* [Directive]:
Please transcribe the listing below in full and word for word, without its pictures.

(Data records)
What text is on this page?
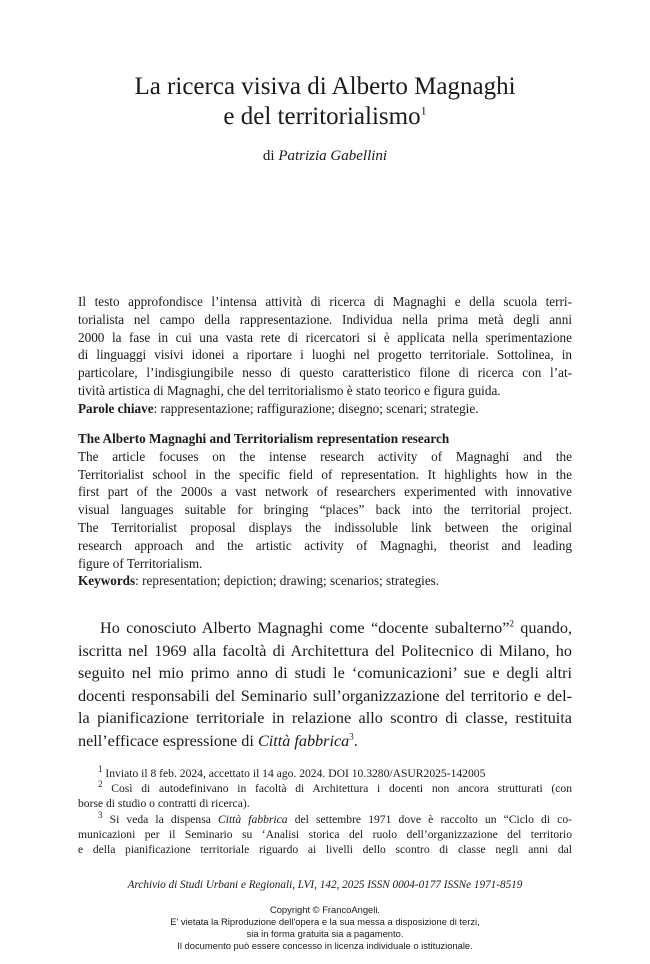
La ricerca visiva di Alberto Magnaghi
e del territorialismo$^1$
di Patrizia Gabellini
Il testo approfondisce l’intensa attività di ricerca di Magnaghi e della scuola terri-
torialista nel campo della rappresentazione. Individua nella prima metà degli anni
2000 la fase in cui una vasta rete di ricercatori si è applicata nella sperimentazione
di linguaggi visivi idonei a riportare i luoghi nel progetto territoriale. Sottolinea, in
particolare, l’indisgiungibile nesso di questo caratteristico filone di ricerca con l’at-
tività artistica di Magnaghi, che del territorialismo è stato teorico e figura guida.
Parole chiave: rappresentazione; raffigurazione; disegno; scenari; strategie.
The Alberto Magnaghi and Territorialism representation research
The article focuses on the intense research activity of Magnaghi and the
Territorialist school in the specific field of representation. It highlights how in the
first part of the 2000s a vast network of researchers experimented with innovative
visual languages suitable for bringing “places” back into the territorial project.
The Territorialist proposal displays the indissoluble link between the original
research approach and the artistic activity of Magnaghi, theorist and leading
figure of Territorialism.
Keywords: representation; depiction; drawing; scenarios; strategies.
Ho conosciuto Alberto Magnaghi come “docente subalterno”$^2$ quando,
iscritta nel 1969 alla facoltà di Architettura del Politecnico di Milano, ho
seguito nel mio primo anno di studi le ‘comunicazioni’ sue e degli altri
docenti responsabili del Seminario sull’organizzazione del territorio e del-
la pianificazione territoriale in relazione allo scontro di classe, restituita
nell’efficace espressione di Città fabbrica$^3$.
$^1$ Inviato il 8 feb. 2024, accettato il 14 ago. 2024. DOI 10.3280/ASUR2025-142005
$^2$ Così di autodefinivano in facoltà di Architettura i docenti non ancora strutturati (con
borse di studio o contratti di ricerca).
$^3$ Si veda la dispensa Città fabbrica del settembre 1971 dove è raccolto un “Ciclo di co-
municazioni per il Seminario su ‘Analisi storica del ruolo dell’organizzazione del territorio
e della pianificazione territoriale riguardo ai livelli dello scontro di classe negli anni dal
Archivio di Studi Urbani e Regionali, LVI, 142, 2025 ISSN 0004-0177 ISSNe 1971-8519
Copyright © FrancoAngeli.
E' vietata la Riproduzione dell'opera e la sua messa a disposizione di terzi,
sia in forma gratuita sia a pagamento.
Il documento può essere concesso in licenza individuale o istituzionale.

* [The result]:
What text is on this page?
La ricerca visiva di Alberto Magnaghi
e del territorialismo$^1$
di Patrizia Gabellini
Il testo approfondisce l’intensa attività di ricerca di Magnaghi e della scuola terri-
torialista nel campo della rappresentazione. Individua nella prima metà degli anni
2000 la fase in cui una vasta rete di ricercatori si è applicata nella sperimentazione
di linguaggi visivi idonei a riportare i luoghi nel progetto territoriale. Sottolinea, in
particolare, l’indisgiungibile nesso di questo caratteristico filone di ricerca con l’at-
tività artistica di Magnaghi, che del territorialismo è stato teorico e figura guida.
Parole chiave: rappresentazione; raffigurazione; disegno; scenari; strategie.
The Alberto Magnaghi and Territorialism representation research
The article focuses on the intense research activity of Magnaghi and the
Territorialist school in the specific field of representation. It highlights how in the
first part of the 2000s a vast network of researchers experimented with innovative
visual languages suitable for bringing “places” back into the territorial project.
The Territorialist proposal displays the indissoluble link between the original
research approach and the artistic activity of Magnaghi, theorist and leading
figure of Territorialism.
Keywords: representation; depiction; drawing; scenarios; strategies.
Ho conosciuto Alberto Magnaghi come “docente subalterno”$^2$ quando,
iscritta nel 1969 alla facoltà di Architettura del Politecnico di Milano, ho
seguito nel mio primo anno di studi le ‘comunicazioni’ sue e degli altri
docenti responsabili del Seminario sull’organizzazione del territorio e del-
la pianificazione territoriale in relazione allo scontro di classe, restituita
nell’efficace espressione di Città fabbrica$^3$.
$^1$ Inviato il 8 feb. 2024, accettato il 14 ago. 2024. DOI 10.3280/ASUR2025-142005
$^2$ Così di autodefinivano in facoltà di Architettura i docenti non ancora strutturati (con
borse di studio o contratti di ricerca).
$^3$ Si veda la dispensa Città fabbrica del settembre 1971 dove è raccolto un “Ciclo di co-
municazioni per il Seminario su ‘Analisi storica del ruolo dell’organizzazione del territorio
e della pianificazione territoriale riguardo ai livelli dello scontro di classe negli anni dal
Archivio di Studi Urbani e Regionali, LVI, 142, 2025 ISSN 0004-0177 ISSNe 1971-8519
Copyright © FrancoAngeli.
E' vietata la Riproduzione dell'opera e la sua messa a disposizione di terzi,
sia in forma gratuita sia a pagamento.
Il documento può essere concesso in licenza individuale o istituzionale.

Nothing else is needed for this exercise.